Quote all of the data that follows exactly as written, skipping the images.
— start —
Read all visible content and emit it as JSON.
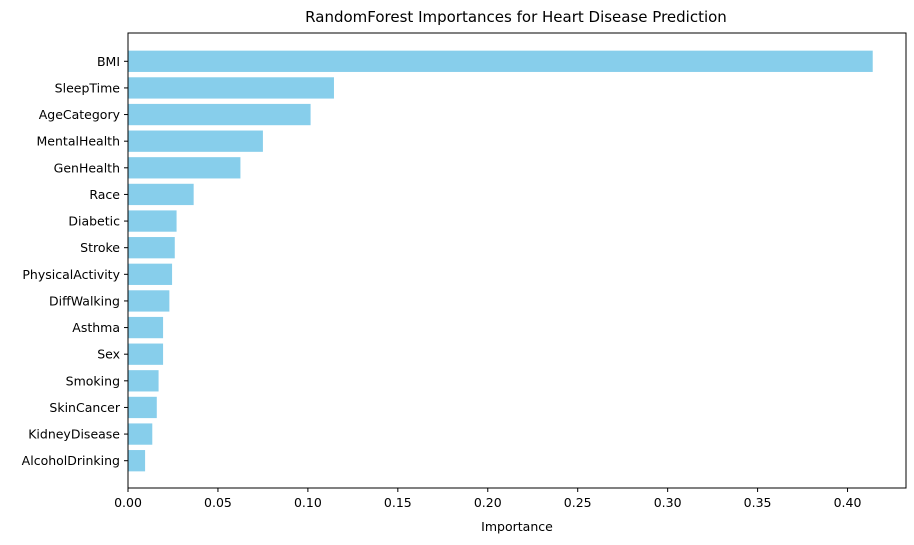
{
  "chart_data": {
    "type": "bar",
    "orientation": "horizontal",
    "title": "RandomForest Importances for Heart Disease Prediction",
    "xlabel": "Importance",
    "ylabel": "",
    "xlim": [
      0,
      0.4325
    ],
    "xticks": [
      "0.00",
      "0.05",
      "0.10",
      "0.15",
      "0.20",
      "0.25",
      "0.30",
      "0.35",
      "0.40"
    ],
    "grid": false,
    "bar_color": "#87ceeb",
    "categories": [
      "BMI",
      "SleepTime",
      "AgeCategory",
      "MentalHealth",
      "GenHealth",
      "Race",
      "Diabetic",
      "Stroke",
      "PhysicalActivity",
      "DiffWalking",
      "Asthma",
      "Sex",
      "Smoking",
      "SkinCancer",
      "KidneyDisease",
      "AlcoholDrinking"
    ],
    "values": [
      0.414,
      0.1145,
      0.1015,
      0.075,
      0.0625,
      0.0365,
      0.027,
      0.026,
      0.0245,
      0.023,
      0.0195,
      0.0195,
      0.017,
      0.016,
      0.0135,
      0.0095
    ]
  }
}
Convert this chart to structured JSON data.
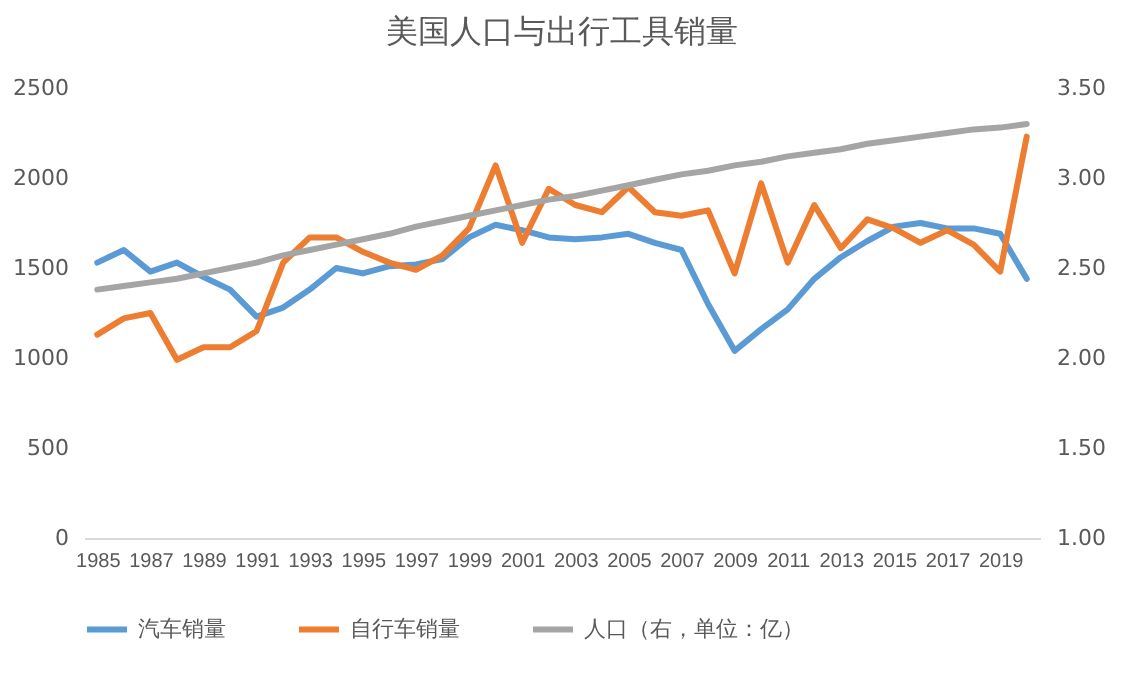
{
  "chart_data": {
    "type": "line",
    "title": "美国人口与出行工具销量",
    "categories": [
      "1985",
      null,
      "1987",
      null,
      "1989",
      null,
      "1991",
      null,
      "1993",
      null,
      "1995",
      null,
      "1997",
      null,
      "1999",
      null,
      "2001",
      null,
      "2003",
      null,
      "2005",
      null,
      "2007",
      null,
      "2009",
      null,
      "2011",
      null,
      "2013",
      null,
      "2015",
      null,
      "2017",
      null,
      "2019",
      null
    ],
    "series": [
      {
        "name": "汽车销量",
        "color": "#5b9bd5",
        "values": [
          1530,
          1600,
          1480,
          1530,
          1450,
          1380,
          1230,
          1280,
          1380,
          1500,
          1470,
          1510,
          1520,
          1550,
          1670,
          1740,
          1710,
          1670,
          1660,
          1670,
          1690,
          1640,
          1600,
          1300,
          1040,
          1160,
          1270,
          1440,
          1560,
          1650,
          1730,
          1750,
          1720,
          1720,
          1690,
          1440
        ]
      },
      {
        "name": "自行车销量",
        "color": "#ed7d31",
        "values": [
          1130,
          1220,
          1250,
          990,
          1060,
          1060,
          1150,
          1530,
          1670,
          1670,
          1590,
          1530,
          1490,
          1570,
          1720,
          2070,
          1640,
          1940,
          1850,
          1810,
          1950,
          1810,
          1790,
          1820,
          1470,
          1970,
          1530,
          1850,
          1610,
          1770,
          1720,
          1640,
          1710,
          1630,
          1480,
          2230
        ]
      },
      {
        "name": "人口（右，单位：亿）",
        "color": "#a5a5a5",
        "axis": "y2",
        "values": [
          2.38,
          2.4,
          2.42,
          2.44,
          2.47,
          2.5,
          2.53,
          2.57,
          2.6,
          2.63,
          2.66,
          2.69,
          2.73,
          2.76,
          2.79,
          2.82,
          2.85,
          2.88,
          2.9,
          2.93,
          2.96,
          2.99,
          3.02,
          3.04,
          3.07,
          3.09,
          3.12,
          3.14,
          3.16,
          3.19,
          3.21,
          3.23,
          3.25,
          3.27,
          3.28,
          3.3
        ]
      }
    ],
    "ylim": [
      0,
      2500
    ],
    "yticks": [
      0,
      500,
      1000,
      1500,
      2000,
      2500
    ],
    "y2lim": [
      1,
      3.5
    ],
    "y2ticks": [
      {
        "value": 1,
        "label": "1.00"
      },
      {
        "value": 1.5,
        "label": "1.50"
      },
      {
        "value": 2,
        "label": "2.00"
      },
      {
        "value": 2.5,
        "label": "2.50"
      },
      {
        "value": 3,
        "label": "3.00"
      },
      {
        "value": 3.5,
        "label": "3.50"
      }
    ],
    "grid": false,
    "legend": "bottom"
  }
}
— end —
▸ Exercise response:
Read all visible content and emit it as JSON.
{
  "chart_data": {
    "type": "bar",
    "orientation": "horizontal",
    "title": "RandomForest Importances for Heart Disease Prediction",
    "xlabel": "Importance",
    "ylabel": "",
    "xlim": [
      0,
      0.4325
    ],
    "xticks": [
      "0.00",
      "0.05",
      "0.10",
      "0.15",
      "0.20",
      "0.25",
      "0.30",
      "0.35",
      "0.40"
    ],
    "grid": false,
    "bar_color": "#87ceeb",
    "categories": [
      "BMI",
      "SleepTime",
      "AgeCategory",
      "MentalHealth",
      "GenHealth",
      "Race",
      "Diabetic",
      "Stroke",
      "PhysicalActivity",
      "DiffWalking",
      "Asthma",
      "Sex",
      "Smoking",
      "SkinCancer",
      "KidneyDisease",
      "AlcoholDrinking"
    ],
    "values": [
      0.414,
      0.1145,
      0.1015,
      0.075,
      0.0625,
      0.0365,
      0.027,
      0.026,
      0.0245,
      0.023,
      0.0195,
      0.0195,
      0.017,
      0.016,
      0.0135,
      0.0095
    ]
  }
}
Convert this chart to structured JSON data.
{
  "chart_data": {
    "type": "line",
    "title": "美国人口与出行工具销量",
    "categories": [
      "1985",
      null,
      "1987",
      null,
      "1989",
      null,
      "1991",
      null,
      "1993",
      null,
      "1995",
      null,
      "1997",
      null,
      "1999",
      null,
      "2001",
      null,
      "2003",
      null,
      "2005",
      null,
      "2007",
      null,
      "2009",
      null,
      "2011",
      null,
      "2013",
      null,
      "2015",
      null,
      "2017",
      null,
      "2019",
      null
    ],
    "series": [
      {
        "name": "汽车销量",
        "color": "#5b9bd5",
        "values": [
          1530,
          1600,
          1480,
          1530,
          1450,
          1380,
          1230,
          1280,
          1380,
          1500,
          1470,
          1510,
          1520,
          1550,
          1670,
          1740,
          1710,
          1670,
          1660,
          1670,
          1690,
          1640,
          1600,
          1300,
          1040,
          1160,
          1270,
          1440,
          1560,
          1650,
          1730,
          1750,
          1720,
          1720,
          1690,
          1440
        ]
      },
      {
        "name": "自行车销量",
        "color": "#ed7d31",
        "values": [
          1130,
          1220,
          1250,
          990,
          1060,
          1060,
          1150,
          1530,
          1670,
          1670,
          1590,
          1530,
          1490,
          1570,
          1720,
          2070,
          1640,
          1940,
          1850,
          1810,
          1950,
          1810,
          1790,
          1820,
          1470,
          1970,
          1530,
          1850,
          1610,
          1770,
          1720,
          1640,
          1710,
          1630,
          1480,
          2230
        ]
      },
      {
        "name": "人口（右，单位：亿）",
        "color": "#a5a5a5",
        "axis": "y2",
        "values": [
          2.38,
          2.4,
          2.42,
          2.44,
          2.47,
          2.5,
          2.53,
          2.57,
          2.6,
          2.63,
          2.66,
          2.69,
          2.73,
          2.76,
          2.79,
          2.82,
          2.85,
          2.88,
          2.9,
          2.93,
          2.96,
          2.99,
          3.02,
          3.04,
          3.07,
          3.09,
          3.12,
          3.14,
          3.16,
          3.19,
          3.21,
          3.23,
          3.25,
          3.27,
          3.28,
          3.3
        ]
      }
    ],
    "ylim": [
      0,
      2500
    ],
    "yticks": [
      0,
      500,
      1000,
      1500,
      2000,
      2500
    ],
    "y2lim": [
      1,
      3.5
    ],
    "y2ticks": [
      {
        "value": 1,
        "label": "1.00"
      },
      {
        "value": 1.5,
        "label": "1.50"
      },
      {
        "value": 2,
        "label": "2.00"
      },
      {
        "value": 2.5,
        "label": "2.50"
      },
      {
        "value": 3,
        "label": "3.00"
      },
      {
        "value": 3.5,
        "label": "3.50"
      }
    ],
    "grid": false,
    "legend": "bottom"
  }
}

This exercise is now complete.